**To do**
What follows is a listing. Return every line of it exactly.

**Records to use**

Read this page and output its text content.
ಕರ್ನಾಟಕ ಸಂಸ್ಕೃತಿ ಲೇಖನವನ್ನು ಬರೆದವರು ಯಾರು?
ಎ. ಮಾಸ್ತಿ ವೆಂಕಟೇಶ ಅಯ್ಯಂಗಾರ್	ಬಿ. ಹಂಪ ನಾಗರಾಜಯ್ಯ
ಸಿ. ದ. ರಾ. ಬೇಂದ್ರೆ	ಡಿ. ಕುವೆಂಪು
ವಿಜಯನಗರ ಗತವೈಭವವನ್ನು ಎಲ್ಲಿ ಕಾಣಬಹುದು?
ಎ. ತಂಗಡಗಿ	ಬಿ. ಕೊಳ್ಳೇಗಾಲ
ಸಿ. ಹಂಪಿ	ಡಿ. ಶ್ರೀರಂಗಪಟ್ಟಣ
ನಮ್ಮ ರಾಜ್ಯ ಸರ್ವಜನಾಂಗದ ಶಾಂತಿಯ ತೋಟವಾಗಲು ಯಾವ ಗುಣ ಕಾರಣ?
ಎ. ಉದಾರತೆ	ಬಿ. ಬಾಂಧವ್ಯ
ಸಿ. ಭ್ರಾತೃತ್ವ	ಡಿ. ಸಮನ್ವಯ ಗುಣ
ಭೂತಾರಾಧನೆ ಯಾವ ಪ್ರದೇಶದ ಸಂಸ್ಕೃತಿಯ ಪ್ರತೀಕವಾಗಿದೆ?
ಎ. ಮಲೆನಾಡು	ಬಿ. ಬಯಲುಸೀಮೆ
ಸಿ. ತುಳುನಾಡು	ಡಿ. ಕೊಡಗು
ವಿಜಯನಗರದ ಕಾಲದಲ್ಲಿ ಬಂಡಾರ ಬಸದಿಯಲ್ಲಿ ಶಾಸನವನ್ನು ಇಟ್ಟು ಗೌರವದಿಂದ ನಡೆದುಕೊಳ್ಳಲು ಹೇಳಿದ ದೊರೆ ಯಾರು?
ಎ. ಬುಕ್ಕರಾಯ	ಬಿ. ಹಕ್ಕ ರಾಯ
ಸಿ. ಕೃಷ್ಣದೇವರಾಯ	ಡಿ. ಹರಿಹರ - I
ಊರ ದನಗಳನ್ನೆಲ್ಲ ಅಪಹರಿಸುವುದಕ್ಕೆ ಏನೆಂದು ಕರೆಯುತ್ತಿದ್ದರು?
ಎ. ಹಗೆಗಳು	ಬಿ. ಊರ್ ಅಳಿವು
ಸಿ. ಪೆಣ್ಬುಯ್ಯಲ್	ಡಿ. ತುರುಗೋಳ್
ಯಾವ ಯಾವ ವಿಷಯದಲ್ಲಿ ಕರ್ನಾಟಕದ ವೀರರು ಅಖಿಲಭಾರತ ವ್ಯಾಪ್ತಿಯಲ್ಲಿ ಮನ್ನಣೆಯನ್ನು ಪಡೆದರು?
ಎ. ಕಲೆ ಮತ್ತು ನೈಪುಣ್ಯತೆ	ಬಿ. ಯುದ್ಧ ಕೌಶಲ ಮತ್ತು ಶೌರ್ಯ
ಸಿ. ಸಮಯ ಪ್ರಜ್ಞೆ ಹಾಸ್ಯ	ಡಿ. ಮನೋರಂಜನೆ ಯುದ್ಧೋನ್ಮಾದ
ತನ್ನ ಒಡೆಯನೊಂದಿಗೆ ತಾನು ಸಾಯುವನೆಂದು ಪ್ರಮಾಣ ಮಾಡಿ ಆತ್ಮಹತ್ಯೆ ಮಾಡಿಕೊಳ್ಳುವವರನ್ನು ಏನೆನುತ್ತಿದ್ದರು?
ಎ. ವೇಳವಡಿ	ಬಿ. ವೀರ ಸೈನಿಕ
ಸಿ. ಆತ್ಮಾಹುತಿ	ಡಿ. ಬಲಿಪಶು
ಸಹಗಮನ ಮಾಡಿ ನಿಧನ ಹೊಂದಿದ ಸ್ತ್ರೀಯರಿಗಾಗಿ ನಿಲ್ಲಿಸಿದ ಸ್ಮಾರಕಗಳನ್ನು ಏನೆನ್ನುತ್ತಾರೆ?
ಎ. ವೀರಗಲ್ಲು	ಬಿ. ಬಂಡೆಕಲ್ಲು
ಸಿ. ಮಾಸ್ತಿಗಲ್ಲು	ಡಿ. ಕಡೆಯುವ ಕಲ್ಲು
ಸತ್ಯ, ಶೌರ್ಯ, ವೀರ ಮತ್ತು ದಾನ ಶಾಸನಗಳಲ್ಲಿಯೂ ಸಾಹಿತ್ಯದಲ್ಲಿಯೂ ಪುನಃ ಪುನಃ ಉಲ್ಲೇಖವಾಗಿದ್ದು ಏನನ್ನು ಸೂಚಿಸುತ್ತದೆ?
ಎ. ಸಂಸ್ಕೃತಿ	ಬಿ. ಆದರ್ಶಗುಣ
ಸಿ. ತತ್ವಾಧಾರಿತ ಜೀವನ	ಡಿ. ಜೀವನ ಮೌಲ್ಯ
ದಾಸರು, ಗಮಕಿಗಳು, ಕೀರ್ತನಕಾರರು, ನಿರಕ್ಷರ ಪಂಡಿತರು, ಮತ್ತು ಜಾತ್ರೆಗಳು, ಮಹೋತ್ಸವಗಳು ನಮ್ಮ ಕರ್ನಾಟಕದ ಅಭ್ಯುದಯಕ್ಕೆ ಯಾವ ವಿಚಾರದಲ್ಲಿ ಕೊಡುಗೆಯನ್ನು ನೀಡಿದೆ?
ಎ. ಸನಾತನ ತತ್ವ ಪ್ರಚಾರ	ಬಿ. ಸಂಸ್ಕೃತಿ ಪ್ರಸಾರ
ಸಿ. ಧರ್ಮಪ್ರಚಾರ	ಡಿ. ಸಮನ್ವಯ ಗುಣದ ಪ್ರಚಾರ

**Result of the exercise**
Read this page and output its text content.
ಕರ್ನಾಟಕ ಸಂಸ್ಕೃತಿ ಲೇಖನವನ್ನು ಬರೆದವರು ಯಾರು?
ಎ. ಮಾಸ್ತಿ ವೆಂಕಟೇಶ ಅಯ್ಯಂಗಾರ್	ಬಿ. ಹಂಪ ನಾಗರಾಜಯ್ಯ
ಸಿ. ದ. ರಾ. ಬೇಂದ್ರೆ	ಡಿ. ಕುವೆಂಪು
ವಿಜಯನಗರ ಗತವೈಭವವನ್ನು ಎಲ್ಲಿ ಕಾಣಬಹುದು?
ಎ. ತಂಗಡಗಿ	ಬಿ. ಕೊಳ್ಳೇಗಾಲ
ಸಿ. ಹಂಪಿ	ಡಿ. ಶ್ರೀರಂಗಪಟ್ಟಣ
ನಮ್ಮ ರಾಜ್ಯ ಸರ್ವಜನಾಂಗದ ಶಾಂತಿಯ ತೋಟವಾಗಲು ಯಾವ ಗುಣ ಕಾರಣ?
ಎ. ಉದಾರತೆ	ಬಿ. ಬಾಂಧವ್ಯ
ಸಿ. ಭ್ರಾತೃತ್ವ	ಡಿ. ಸಮನ್ವಯ ಗುಣ
ಭೂತಾರಾಧನೆ ಯಾವ ಪ್ರದೇಶದ ಸಂಸ್ಕೃತಿಯ ಪ್ರತೀಕವಾಗಿದೆ?
ಎ. ಮಲೆನಾಡು	ಬಿ. ಬಯಲುಸೀಮೆ
ಸಿ. ತುಳುನಾಡು	ಡಿ. ಕೊಡಗು
ವಿಜಯನಗರದ ಕಾಲದಲ್ಲಿ ಬಂಡಾರ ಬಸದಿಯಲ್ಲಿ ಶಾಸನವನ್ನು ಇಟ್ಟು ಗೌರವದಿಂದ ನಡೆದುಕೊಳ್ಳಲು ಹೇಳಿದ ದೊರೆ ಯಾರು?
ಎ. ಬುಕ್ಕರಾಯ	ಬಿ. ಹಕ್ಕ ರಾಯ
ಸಿ. ಕೃಷ್ಣದೇವರಾಯ	ಡಿ. ಹರಿಹರ - I
ಊರ ದನಗಳನ್ನೆಲ್ಲ ಅಪಹರಿಸುವುದಕ್ಕೆ ಏನೆಂದು ಕರೆಯುತ್ತಿದ್ದರು?
ಎ. ಹಗೆಗಳು	ಬಿ. ಊರ್ ಅಳಿವು
ಸಿ. ಪೆಣ್ಬುಯ್ಯಲ್	ಡಿ. ತುರುಗೋಳ್
ಯಾವ ಯಾವ ವಿಷಯದಲ್ಲಿ ಕರ್ನಾಟಕದ ವೀರರು ಅಖಿಲಭಾರತ ವ್ಯಾಪ್ತಿಯಲ್ಲಿ ಮನ್ನಣೆಯನ್ನು ಪಡೆದರು?
ಎ. ಕಲೆ ಮತ್ತು ನೈಪುಣ್ಯತೆ	ಬಿ. ಯುದ್ಧ ಕೌಶಲ ಮತ್ತು ಶೌರ್ಯ
ಸಿ. ಸಮಯ ಪ್ರಜ್ಞೆ ಹಾಸ್ಯ	ಡಿ. ಮನೋರಂಜನೆ ಯುದ್ಧೋನ್ಮಾದ
ತನ್ನ ಒಡೆಯನೊಂದಿಗೆ ತಾನು ಸಾಯುವನೆಂದು ಪ್ರಮಾಣ ಮಾಡಿ ಆತ್ಮಹತ್ಯೆ ಮಾಡಿಕೊಳ್ಳುವವರನ್ನು ಏನೆನುತ್ತಿದ್ದರು?
ಎ. ವೇಳವಡಿ	ಬಿ. ವೀರ ಸೈನಿಕ
ಸಿ. ಆತ್ಮಾಹುತಿ	ಡಿ. ಬಲಿಪಶು
ಸಹಗಮನ ಮಾಡಿ ನಿಧನ ಹೊಂದಿದ ಸ್ತ್ರೀಯರಿಗಾಗಿ ನಿಲ್ಲಿಸಿದ ಸ್ಮಾರಕಗಳನ್ನು ಏನೆನ್ನುತ್ತಾರೆ?
ಎ. ವೀರಗಲ್ಲು	ಬಿ. ಬಂಡೆಕಲ್ಲು
ಸಿ. ಮಾಸ್ತಿಗಲ್ಲು	ಡಿ. ಕಡೆಯುವ ಕಲ್ಲು
ಸತ್ಯ, ಶೌರ್ಯ, ವೀರ ಮತ್ತು ದಾನ ಶಾಸನಗಳಲ್ಲಿಯೂ ಸಾಹಿತ್ಯದಲ್ಲಿಯೂ ಪುನಃ ಪುನಃ ಉಲ್ಲೇಖವಾಗಿದ್ದು ಏನನ್ನು ಸೂಚಿಸುತ್ತದೆ?
ಎ. ಸಂಸ್ಕೃತಿ	ಬಿ. ಆದರ್ಶಗುಣ
ಸಿ. ತತ್ವಾಧಾರಿತ ಜೀವನ	ಡಿ. ಜೀವನ ಮೌಲ್ಯ
ದಾಸರು, ಗಮಕಿಗಳು, ಕೀರ್ತನಕಾರರು, ನಿರಕ್ಷರ ಪಂಡಿತರು, ಮತ್ತು ಜಾತ್ರೆಗಳು, ಮಹೋತ್ಸವಗಳು ನಮ್ಮ ಕರ್ನಾಟಕದ ಅಭ್ಯುದಯಕ್ಕೆ ಯಾವ ವಿಚಾರದಲ್ಲಿ ಕೊಡುಗೆಯನ್ನು ನೀಡಿದೆ?
ಎ. ಸನಾತನ ತತ್ವ ಪ್ರಚಾರ	ಬಿ. ಸಂಸ್ಕೃತಿ ಪ್ರಸಾರ
ಸಿ. ಧರ್ಮಪ್ರಚಾರ	ಡಿ. ಸಮನ್ವಯ ಗುಣದ ಪ್ರಚಾರ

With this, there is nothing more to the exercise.